## begin
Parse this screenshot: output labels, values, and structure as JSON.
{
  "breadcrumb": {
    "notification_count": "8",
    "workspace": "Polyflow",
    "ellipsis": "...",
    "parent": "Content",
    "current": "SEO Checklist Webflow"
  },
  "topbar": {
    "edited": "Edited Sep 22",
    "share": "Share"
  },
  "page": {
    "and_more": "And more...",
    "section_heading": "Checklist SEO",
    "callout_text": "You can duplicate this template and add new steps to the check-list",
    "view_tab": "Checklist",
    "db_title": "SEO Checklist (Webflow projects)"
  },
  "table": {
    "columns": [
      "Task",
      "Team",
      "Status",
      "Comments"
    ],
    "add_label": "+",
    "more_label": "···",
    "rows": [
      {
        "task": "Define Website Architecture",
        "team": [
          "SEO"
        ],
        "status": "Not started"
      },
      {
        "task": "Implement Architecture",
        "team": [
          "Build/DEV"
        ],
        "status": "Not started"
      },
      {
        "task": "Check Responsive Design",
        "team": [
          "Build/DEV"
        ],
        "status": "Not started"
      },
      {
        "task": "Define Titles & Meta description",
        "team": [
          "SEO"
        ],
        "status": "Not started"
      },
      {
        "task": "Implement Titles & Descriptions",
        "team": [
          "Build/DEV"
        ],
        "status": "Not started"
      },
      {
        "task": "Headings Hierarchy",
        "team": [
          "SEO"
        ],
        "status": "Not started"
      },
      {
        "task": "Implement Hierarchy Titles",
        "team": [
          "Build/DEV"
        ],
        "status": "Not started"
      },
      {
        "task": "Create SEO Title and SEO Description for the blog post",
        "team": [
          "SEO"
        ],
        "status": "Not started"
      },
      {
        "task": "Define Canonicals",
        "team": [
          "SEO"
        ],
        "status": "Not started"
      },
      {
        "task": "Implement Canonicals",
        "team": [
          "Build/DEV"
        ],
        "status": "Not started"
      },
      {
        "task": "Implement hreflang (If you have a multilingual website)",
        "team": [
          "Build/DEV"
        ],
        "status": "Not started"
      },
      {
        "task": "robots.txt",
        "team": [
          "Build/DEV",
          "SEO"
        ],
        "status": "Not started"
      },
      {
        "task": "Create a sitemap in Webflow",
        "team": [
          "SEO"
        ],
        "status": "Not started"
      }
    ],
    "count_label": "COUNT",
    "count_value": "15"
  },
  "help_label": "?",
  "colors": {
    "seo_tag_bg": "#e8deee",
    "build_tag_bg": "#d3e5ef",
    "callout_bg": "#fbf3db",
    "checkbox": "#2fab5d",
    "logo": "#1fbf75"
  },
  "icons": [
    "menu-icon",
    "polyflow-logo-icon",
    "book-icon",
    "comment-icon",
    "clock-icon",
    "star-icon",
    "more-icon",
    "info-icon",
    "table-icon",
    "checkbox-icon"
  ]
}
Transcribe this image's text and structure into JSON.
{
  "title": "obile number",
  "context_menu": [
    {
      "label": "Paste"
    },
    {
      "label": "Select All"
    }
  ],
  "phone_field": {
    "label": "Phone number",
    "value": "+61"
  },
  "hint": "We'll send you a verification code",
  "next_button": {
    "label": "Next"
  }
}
## end
Extract the data in full. Keep it word for word.

Parse this screenshot: output labels, values, and structure as JSON.
{
  "breadcrumb": {
    "notification_count": "8",
    "workspace": "Polyflow",
    "ellipsis": "...",
    "parent": "Content",
    "current": "SEO Checklist Webflow"
  },
  "topbar": {
    "edited": "Edited Sep 22",
    "share": "Share"
  },
  "page": {
    "and_more": "And more...",
    "section_heading": "Checklist SEO",
    "callout_text": "You can duplicate this template and add new steps to the check-list",
    "view_tab": "Checklist",
    "db_title": "SEO Checklist (Webflow projects)"
  },
  "table": {
    "columns": [
      "Task",
      "Team",
      "Status",
      "Comments"
    ],
    "add_label": "+",
    "more_label": "···",
    "rows": [
      {
        "task": "Define Website Architecture",
        "team": [
          "SEO"
        ],
        "status": "Not started"
      },
      {
        "task": "Implement Architecture",
        "team": [
          "Build/DEV"
        ],
        "status": "Not started"
      },
      {
        "task": "Check Responsive Design",
        "team": [
          "Build/DEV"
        ],
        "status": "Not started"
      },
      {
        "task": "Define Titles & Meta description",
        "team": [
          "SEO"
        ],
        "status": "Not started"
      },
      {
        "task": "Implement Titles & Descriptions",
        "team": [
          "Build/DEV"
        ],
        "status": "Not started"
      },
      {
        "task": "Headings Hierarchy",
        "team": [
          "SEO"
        ],
        "status": "Not started"
      },
      {
        "task": "Implement Hierarchy Titles",
        "team": [
          "Build/DEV"
        ],
        "status": "Not started"
      },
      {
        "task": "Create SEO Title and SEO Description for the blog post",
        "team": [
          "SEO"
        ],
        "status": "Not started"
      },
      {
        "task": "Define Canonicals",
        "team": [
          "SEO"
        ],
        "status": "Not started"
      },
      {
        "task": "Implement Canonicals",
        "team": [
          "Build/DEV"
        ],
        "status": "Not started"
      },
      {
        "task": "Implement hreflang (If you have a multilingual website)",
        "team": [
          "Build/DEV"
        ],
        "status": "Not started"
      },
      {
        "task": "robots.txt",
        "team": [
          "Build/DEV",
          "SEO"
        ],
        "status": "Not started"
      },
      {
        "task": "Create a sitemap in Webflow",
        "team": [
          "SEO"
        ],
        "status": "Not started"
      }
    ],
    "count_label": "COUNT",
    "count_value": "15"
  },
  "help_label": "?",
  "colors": {
    "seo_tag_bg": "#e8deee",
    "build_tag_bg": "#d3e5ef",
    "callout_bg": "#fbf3db",
    "checkbox": "#2fab5d",
    "logo": "#1fbf75"
  },
  "icons": [
    "menu-icon",
    "polyflow-logo-icon",
    "book-icon",
    "comment-icon",
    "clock-icon",
    "star-icon",
    "more-icon",
    "info-icon",
    "table-icon",
    "checkbox-icon"
  ]
}
Transcribe this image's text and structure into JSON.
{
  "title": "obile number",
  "context_menu": [
    {
      "label": "Paste"
    },
    {
      "label": "Select All"
    }
  ],
  "phone_field": {
    "label": "Phone number",
    "value": "+61"
  },
  "hint": "We'll send you a verification code",
  "next_button": {
    "label": "Next"
  }
}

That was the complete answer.